• [The task]: Your task is to gather the lines below that hold the string "дотаций".

• [Provided data]:

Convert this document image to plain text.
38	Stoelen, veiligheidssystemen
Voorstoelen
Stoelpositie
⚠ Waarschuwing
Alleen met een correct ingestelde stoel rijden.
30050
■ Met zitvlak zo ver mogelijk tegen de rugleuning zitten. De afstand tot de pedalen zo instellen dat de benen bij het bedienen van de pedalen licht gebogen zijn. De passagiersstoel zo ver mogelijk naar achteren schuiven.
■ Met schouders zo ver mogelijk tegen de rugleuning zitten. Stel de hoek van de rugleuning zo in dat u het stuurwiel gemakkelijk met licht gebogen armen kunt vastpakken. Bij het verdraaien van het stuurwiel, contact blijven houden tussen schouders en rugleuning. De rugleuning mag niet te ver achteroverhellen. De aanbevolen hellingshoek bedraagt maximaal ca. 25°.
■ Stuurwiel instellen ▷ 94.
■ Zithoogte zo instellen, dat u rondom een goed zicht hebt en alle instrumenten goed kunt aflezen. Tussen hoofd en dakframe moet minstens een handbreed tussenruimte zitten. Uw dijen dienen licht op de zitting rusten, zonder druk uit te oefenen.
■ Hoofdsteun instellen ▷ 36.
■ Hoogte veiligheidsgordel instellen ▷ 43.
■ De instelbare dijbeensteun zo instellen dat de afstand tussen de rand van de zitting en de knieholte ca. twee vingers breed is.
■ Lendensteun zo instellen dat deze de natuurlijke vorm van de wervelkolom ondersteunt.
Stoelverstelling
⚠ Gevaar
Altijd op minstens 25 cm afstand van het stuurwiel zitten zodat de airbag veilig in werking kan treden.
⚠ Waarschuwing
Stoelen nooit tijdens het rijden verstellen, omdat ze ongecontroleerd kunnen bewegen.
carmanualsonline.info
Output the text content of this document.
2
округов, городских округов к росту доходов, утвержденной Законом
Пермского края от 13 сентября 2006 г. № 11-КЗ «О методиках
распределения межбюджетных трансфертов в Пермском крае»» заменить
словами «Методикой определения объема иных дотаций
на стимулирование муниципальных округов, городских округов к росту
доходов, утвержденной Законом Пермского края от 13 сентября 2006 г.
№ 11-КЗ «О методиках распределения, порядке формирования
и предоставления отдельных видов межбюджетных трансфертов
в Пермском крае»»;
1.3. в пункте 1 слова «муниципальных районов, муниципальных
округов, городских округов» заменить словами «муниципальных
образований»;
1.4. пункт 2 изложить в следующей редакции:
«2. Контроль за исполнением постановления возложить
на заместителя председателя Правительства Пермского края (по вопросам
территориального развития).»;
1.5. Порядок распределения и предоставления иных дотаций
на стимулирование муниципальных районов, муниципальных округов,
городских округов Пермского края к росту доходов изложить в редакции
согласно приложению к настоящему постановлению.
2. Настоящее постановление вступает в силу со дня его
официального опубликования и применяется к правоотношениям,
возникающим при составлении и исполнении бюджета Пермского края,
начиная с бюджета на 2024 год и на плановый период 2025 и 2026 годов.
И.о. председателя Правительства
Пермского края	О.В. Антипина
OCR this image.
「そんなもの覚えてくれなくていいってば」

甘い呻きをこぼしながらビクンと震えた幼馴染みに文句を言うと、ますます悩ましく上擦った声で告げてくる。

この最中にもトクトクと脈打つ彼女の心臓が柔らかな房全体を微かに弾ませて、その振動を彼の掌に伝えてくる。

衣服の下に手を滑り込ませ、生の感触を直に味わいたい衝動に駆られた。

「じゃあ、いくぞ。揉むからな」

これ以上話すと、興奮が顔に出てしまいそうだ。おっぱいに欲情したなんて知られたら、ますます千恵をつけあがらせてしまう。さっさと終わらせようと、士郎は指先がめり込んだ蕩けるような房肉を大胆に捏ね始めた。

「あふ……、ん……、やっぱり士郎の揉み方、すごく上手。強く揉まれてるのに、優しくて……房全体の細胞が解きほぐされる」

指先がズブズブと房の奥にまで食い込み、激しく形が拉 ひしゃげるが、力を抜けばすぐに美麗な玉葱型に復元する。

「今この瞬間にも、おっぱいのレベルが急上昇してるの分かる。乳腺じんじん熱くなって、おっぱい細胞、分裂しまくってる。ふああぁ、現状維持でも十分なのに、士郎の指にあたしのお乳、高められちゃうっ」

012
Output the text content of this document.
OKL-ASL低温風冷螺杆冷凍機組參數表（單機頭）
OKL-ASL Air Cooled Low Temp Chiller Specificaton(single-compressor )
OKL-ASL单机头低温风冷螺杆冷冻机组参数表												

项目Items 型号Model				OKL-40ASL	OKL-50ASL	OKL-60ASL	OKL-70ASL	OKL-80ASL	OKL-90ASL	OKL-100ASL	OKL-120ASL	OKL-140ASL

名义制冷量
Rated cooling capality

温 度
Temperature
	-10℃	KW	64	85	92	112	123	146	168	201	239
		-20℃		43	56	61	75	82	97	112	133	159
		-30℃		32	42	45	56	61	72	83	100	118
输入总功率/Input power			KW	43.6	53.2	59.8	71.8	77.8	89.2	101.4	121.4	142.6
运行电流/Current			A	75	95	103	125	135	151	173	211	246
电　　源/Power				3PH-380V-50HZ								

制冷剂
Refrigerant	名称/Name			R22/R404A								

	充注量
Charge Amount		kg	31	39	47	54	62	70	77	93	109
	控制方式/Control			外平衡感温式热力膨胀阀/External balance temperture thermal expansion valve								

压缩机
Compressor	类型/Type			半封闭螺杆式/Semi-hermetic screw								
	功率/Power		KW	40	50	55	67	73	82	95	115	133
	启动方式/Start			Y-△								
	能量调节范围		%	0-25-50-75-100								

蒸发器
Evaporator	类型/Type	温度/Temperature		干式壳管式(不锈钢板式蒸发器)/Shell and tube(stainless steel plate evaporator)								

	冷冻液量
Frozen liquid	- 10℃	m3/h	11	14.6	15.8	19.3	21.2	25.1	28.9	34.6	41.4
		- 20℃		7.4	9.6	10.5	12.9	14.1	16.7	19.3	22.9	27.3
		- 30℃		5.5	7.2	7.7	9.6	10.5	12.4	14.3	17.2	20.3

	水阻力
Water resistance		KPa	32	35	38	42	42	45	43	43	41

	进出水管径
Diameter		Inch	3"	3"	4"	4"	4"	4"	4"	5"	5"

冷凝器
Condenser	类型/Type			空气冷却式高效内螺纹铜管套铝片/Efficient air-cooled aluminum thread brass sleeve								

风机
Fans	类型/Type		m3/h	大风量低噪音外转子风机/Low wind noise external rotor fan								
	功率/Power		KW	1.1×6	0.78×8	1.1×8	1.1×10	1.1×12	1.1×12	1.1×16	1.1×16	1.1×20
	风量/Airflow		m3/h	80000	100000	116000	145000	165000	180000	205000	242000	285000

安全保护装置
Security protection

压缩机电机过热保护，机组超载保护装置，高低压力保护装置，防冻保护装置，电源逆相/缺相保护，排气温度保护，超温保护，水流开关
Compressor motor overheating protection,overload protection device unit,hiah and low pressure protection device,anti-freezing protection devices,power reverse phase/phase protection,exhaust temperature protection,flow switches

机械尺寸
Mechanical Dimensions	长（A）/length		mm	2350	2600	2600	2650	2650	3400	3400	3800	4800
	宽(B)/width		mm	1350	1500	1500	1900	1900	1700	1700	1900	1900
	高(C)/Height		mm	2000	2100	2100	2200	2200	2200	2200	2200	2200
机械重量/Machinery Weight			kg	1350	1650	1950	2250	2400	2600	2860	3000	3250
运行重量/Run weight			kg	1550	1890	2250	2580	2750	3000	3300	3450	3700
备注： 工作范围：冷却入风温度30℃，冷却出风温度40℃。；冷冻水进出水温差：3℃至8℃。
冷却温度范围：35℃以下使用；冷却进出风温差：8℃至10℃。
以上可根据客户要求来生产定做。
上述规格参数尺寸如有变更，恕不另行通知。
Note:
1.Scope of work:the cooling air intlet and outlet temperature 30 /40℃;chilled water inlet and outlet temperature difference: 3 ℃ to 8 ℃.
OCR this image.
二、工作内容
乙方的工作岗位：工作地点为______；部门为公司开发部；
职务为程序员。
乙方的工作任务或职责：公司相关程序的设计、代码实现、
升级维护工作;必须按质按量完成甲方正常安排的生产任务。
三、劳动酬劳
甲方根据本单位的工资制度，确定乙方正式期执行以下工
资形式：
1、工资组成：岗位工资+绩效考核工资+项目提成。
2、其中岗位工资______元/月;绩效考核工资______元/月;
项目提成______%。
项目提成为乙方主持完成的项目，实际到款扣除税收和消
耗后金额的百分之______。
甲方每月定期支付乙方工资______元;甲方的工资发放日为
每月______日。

• [Expected output]:
словами «Методикой определения объема иных дотаций
1.5. Порядок распределения и предоставления иных дотаций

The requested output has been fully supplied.